## Task directions
How many lines in the entries below contain "votre"? Answer with the number only.

═════ Available records ═════

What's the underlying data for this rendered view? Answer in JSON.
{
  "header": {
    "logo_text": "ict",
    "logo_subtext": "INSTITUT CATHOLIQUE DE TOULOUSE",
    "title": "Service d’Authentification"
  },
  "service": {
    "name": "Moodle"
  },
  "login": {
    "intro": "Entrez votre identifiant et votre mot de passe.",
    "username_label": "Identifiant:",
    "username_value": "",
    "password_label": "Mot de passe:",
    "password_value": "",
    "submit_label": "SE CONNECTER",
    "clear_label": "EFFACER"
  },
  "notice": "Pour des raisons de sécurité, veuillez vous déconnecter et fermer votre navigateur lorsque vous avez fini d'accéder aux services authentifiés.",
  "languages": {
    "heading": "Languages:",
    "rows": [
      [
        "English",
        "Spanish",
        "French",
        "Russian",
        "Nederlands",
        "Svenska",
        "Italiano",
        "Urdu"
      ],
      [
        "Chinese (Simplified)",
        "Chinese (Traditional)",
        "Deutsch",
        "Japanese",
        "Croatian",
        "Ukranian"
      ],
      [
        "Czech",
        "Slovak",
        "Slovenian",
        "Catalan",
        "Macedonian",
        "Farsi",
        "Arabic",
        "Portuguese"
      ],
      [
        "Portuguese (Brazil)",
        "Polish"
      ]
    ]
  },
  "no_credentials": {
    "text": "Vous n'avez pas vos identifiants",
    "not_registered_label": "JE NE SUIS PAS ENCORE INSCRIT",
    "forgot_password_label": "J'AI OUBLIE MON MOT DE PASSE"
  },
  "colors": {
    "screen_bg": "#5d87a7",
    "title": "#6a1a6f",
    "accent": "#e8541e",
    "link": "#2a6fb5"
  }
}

═════

## Task answer
2